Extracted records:
※ ※ ※

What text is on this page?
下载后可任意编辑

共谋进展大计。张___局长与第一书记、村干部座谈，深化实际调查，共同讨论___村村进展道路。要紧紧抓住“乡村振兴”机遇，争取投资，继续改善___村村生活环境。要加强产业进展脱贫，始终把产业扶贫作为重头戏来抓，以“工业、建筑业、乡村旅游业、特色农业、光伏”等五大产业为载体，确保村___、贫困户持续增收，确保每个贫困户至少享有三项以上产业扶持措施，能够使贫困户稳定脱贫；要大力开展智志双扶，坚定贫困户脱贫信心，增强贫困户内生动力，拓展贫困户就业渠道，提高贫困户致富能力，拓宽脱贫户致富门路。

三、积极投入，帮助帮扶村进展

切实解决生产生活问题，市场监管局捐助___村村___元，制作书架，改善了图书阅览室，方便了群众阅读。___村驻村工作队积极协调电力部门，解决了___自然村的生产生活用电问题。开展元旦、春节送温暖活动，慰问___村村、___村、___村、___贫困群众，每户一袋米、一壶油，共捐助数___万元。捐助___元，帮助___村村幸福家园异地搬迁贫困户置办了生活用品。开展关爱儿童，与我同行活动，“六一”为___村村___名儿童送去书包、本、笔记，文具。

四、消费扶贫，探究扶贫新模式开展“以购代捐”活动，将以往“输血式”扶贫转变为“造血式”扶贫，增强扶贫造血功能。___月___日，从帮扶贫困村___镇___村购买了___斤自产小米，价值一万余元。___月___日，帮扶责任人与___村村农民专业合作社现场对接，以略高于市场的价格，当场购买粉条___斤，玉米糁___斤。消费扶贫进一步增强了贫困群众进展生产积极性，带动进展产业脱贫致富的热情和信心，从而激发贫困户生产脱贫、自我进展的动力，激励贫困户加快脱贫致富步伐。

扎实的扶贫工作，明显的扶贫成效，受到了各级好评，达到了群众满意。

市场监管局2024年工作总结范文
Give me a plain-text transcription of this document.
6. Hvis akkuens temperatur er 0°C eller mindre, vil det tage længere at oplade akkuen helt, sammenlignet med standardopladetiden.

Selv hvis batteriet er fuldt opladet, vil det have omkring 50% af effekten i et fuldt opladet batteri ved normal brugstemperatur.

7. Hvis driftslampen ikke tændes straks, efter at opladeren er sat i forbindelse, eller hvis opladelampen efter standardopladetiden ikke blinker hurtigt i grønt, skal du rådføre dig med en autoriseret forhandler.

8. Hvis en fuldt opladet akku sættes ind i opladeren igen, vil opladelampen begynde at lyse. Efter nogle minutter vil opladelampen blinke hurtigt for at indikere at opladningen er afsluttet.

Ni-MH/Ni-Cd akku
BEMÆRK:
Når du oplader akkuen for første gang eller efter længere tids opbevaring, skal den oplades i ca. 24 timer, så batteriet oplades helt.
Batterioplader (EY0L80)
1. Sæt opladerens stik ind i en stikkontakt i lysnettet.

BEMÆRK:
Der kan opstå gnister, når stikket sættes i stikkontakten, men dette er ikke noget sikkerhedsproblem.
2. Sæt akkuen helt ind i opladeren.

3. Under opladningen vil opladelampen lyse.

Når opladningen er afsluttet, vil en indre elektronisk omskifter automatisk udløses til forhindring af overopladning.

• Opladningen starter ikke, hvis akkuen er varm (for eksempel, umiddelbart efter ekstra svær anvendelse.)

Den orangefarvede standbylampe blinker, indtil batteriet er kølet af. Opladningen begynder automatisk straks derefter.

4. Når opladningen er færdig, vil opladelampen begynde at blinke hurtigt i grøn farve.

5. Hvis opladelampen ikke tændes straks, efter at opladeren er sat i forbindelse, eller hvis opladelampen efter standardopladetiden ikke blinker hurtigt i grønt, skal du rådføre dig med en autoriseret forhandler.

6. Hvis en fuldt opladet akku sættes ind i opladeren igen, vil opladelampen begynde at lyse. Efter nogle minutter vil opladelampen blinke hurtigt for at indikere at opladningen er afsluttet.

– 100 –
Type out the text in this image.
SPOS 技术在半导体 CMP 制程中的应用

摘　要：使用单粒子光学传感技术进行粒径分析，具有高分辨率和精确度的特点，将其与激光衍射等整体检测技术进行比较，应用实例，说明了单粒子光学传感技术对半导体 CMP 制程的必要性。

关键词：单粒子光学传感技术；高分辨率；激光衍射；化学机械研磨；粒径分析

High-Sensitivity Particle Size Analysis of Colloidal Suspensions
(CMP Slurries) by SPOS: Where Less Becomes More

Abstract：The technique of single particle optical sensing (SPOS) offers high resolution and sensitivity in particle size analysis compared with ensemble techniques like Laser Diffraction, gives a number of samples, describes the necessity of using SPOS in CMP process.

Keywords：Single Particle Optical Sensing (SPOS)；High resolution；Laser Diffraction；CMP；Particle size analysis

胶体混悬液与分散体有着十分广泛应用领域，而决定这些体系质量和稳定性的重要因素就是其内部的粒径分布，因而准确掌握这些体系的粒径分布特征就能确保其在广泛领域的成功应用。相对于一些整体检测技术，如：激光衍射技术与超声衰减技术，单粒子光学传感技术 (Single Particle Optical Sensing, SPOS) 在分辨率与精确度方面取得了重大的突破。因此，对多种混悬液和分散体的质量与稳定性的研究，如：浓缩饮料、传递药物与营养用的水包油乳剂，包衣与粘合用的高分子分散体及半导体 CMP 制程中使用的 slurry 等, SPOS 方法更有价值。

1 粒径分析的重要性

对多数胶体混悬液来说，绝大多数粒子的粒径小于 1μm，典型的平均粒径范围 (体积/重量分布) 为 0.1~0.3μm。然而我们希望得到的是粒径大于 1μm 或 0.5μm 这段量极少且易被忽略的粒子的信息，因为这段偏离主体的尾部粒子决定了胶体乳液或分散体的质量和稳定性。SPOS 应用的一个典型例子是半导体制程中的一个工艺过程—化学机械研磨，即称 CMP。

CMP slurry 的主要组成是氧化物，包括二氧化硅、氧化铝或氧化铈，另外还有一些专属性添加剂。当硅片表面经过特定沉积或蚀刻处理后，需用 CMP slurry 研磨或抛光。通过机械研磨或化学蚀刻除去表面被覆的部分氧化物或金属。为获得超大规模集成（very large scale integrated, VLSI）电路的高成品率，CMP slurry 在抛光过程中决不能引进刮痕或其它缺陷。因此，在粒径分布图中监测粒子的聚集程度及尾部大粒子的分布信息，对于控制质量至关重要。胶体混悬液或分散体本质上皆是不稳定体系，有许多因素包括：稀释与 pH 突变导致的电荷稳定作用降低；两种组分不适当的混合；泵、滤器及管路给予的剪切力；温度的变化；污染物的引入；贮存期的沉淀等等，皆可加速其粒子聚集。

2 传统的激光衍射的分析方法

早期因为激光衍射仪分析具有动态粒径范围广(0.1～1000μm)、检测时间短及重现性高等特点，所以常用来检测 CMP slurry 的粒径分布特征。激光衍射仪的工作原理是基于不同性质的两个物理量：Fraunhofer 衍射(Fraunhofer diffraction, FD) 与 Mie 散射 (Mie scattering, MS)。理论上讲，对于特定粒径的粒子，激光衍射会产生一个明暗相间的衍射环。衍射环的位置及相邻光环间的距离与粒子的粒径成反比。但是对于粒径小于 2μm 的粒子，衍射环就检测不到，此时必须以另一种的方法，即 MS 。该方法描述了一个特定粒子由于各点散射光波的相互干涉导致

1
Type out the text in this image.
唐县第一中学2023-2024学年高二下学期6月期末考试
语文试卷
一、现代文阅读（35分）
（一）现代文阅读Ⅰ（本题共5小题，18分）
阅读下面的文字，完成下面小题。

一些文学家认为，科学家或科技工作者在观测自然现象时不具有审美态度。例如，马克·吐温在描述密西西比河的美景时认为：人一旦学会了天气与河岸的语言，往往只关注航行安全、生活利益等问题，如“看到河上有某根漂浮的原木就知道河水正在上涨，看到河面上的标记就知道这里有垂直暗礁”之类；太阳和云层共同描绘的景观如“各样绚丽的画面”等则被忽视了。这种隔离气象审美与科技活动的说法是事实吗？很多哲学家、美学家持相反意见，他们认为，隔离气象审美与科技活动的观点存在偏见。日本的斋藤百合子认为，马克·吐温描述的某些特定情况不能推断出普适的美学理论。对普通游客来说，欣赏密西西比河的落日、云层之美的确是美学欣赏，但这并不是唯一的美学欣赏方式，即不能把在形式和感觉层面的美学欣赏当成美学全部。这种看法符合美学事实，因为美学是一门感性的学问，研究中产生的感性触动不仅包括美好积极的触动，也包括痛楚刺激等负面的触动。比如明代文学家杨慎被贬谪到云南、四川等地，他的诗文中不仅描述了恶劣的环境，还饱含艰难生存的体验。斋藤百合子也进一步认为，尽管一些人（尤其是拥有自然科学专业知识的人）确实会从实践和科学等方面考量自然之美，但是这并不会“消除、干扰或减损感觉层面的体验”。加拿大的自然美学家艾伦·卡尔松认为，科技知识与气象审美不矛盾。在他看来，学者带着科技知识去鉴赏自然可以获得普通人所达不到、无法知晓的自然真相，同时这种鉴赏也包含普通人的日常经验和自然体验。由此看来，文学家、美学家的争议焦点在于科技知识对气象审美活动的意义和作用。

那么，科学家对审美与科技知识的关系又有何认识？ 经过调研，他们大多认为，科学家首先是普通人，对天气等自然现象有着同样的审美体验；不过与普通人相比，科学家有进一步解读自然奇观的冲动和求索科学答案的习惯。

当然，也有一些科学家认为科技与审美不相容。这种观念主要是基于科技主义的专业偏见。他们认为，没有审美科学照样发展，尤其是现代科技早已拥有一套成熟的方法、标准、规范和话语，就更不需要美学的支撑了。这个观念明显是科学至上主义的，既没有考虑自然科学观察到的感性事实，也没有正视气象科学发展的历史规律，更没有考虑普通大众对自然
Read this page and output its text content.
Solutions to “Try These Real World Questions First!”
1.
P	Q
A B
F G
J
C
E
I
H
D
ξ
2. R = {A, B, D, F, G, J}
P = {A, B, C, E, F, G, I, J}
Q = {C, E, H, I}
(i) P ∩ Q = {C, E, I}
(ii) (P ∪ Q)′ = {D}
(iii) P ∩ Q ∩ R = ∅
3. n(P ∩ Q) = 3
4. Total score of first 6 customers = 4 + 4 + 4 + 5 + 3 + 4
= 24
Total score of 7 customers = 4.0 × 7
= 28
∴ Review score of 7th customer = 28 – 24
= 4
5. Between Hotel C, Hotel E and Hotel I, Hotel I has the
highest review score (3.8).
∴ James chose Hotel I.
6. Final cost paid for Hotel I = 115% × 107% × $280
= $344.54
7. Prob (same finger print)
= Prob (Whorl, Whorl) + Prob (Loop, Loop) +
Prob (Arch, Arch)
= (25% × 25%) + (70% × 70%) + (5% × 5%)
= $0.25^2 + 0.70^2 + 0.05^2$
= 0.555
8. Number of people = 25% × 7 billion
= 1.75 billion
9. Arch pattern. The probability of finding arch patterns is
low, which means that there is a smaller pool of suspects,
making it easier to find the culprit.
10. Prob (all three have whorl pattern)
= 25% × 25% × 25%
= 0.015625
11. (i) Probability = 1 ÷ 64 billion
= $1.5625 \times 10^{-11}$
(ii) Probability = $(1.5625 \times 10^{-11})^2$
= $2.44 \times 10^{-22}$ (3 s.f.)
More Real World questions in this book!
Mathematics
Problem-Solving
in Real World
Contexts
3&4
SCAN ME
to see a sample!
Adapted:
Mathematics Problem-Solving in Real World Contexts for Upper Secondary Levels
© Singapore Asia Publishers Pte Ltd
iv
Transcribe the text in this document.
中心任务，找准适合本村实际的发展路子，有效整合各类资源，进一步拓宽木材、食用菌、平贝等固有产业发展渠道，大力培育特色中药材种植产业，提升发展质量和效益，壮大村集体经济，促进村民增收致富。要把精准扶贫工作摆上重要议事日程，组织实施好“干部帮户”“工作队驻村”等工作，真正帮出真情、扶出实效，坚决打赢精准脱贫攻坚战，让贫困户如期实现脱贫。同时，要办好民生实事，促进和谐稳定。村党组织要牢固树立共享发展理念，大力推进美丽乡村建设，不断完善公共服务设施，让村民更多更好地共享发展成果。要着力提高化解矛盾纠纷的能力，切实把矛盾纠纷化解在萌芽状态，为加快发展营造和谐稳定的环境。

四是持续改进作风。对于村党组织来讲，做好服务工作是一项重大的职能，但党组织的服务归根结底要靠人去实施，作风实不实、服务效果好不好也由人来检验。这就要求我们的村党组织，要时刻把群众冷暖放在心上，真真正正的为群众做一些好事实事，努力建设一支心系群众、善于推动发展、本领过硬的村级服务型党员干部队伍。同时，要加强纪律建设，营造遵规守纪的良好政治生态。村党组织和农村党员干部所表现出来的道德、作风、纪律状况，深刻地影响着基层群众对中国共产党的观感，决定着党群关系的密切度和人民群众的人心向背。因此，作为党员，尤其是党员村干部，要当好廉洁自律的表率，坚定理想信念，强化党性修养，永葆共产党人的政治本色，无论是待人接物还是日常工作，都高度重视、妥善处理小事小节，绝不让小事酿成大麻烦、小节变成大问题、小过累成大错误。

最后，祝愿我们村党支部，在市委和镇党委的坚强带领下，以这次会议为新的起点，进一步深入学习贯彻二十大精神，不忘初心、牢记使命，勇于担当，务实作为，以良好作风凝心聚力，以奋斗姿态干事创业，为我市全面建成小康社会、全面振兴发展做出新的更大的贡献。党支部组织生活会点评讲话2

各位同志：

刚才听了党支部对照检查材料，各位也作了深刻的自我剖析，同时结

※ ※ ※

Instruction:
Collect every line above that contains the word "afsluttet".

Finished exercise:
8. Hvis en fuldt opladet akku sættes ind i opladeren igen, vil opladelampen begynde at lyse. Efter nogle minutter vil opladelampen blinke hurtigt for at indikere at opladningen er afsluttet.
Når opladningen er afsluttet, vil en indre elektronisk omskifter automatisk udløses til forhindring af overopladning.
6. Hvis en fuldt opladet akku sættes ind i opladeren igen, vil opladelampen begynde at lyse. Efter nogle minutter vil opladelampen blinke hurtigt for at indikere at opladningen er afsluttet.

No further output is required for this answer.